-- start of ENTRIES SUPPLIED --
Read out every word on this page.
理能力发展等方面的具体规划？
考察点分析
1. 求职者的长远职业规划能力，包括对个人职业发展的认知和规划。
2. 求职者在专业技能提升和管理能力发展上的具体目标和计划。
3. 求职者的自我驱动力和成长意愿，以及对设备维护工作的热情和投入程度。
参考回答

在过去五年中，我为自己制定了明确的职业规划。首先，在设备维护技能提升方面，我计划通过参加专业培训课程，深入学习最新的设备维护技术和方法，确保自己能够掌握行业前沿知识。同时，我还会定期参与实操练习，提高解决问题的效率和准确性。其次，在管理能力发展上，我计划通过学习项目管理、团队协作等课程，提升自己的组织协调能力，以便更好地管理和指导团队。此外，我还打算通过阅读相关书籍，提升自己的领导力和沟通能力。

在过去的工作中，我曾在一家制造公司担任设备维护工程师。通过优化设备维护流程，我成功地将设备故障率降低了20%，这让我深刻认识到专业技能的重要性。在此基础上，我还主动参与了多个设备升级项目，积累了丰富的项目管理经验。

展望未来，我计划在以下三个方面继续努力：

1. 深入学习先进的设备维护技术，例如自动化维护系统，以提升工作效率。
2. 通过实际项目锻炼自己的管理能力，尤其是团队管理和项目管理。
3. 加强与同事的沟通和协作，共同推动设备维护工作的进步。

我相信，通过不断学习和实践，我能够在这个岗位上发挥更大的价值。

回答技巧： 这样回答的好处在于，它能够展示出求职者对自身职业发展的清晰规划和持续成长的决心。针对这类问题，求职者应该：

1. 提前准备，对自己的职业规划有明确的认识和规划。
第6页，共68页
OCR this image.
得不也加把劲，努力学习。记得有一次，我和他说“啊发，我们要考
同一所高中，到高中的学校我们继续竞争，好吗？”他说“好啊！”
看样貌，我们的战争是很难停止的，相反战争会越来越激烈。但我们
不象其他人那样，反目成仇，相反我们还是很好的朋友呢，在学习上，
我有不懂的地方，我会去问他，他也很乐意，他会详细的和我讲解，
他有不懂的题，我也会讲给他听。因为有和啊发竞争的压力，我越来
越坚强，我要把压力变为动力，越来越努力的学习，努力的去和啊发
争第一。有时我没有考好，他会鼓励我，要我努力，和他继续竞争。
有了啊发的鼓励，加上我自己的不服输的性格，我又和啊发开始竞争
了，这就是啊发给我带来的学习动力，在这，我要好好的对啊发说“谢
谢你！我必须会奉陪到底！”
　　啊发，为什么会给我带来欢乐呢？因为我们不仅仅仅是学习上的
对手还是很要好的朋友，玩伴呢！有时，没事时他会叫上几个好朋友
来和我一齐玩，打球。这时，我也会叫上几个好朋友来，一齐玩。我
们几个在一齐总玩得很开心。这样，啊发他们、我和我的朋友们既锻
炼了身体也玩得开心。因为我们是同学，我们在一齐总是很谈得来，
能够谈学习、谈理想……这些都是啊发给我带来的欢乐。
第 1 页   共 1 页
-- end of ENTRIES SUPPLIED --
◆ **WRITTEN TASK**: Print the listing above in its entirety, with every line exact.

◆ **WRITTEN REPLY**:
Read out every word on this page.
理能力发展等方面的具体规划？
考察点分析
1. 求职者的长远职业规划能力，包括对个人职业发展的认知和规划。
2. 求职者在专业技能提升和管理能力发展上的具体目标和计划。
3. 求职者的自我驱动力和成长意愿，以及对设备维护工作的热情和投入程度。
参考回答

在过去五年中，我为自己制定了明确的职业规划。首先，在设备维护技能提升方面，我计划通过参加专业培训课程，深入学习最新的设备维护技术和方法，确保自己能够掌握行业前沿知识。同时，我还会定期参与实操练习，提高解决问题的效率和准确性。其次，在管理能力发展上，我计划通过学习项目管理、团队协作等课程，提升自己的组织协调能力，以便更好地管理和指导团队。此外，我还打算通过阅读相关书籍，提升自己的领导力和沟通能力。

在过去的工作中，我曾在一家制造公司担任设备维护工程师。通过优化设备维护流程，我成功地将设备故障率降低了20%，这让我深刻认识到专业技能的重要性。在此基础上，我还主动参与了多个设备升级项目，积累了丰富的项目管理经验。

展望未来，我计划在以下三个方面继续努力：

1. 深入学习先进的设备维护技术，例如自动化维护系统，以提升工作效率。
2. 通过实际项目锻炼自己的管理能力，尤其是团队管理和项目管理。
3. 加强与同事的沟通和协作，共同推动设备维护工作的进步。

我相信，通过不断学习和实践，我能够在这个岗位上发挥更大的价值。

回答技巧： 这样回答的好处在于，它能够展示出求职者对自身职业发展的清晰规划和持续成长的决心。针对这类问题，求职者应该：

1. 提前准备，对自己的职业规划有明确的认识和规划。
第6页，共68页
OCR this image.
得不也加把劲，努力学习。记得有一次，我和他说“啊发，我们要考
同一所高中，到高中的学校我们继续竞争，好吗？”他说“好啊！”
看样貌，我们的战争是很难停止的，相反战争会越来越激烈。但我们
不象其他人那样，反目成仇，相反我们还是很好的朋友呢，在学习上，
我有不懂的地方，我会去问他，他也很乐意，他会详细的和我讲解，
他有不懂的题，我也会讲给他听。因为有和啊发竞争的压力，我越来
越坚强，我要把压力变为动力，越来越努力的学习，努力的去和啊发
争第一。有时我没有考好，他会鼓励我，要我努力，和他继续竞争。
有了啊发的鼓励，加上我自己的不服输的性格，我又和啊发开始竞争
了，这就是啊发给我带来的学习动力，在这，我要好好的对啊发说“谢
谢你！我必须会奉陪到底！”
　　啊发，为什么会给我带来欢乐呢？因为我们不仅仅仅是学习上的
对手还是很要好的朋友，玩伴呢！有时，没事时他会叫上几个好朋友
来和我一齐玩，打球。这时，我也会叫上几个好朋友来，一齐玩。我
们几个在一齐总玩得很开心。这样，啊发他们、我和我的朋友们既锻
炼了身体也玩得开心。因为我们是同学，我们在一齐总是很谈得来，
能够谈学习、谈理想……这些都是啊发给我带来的欢乐。
第 1 页   共 1 页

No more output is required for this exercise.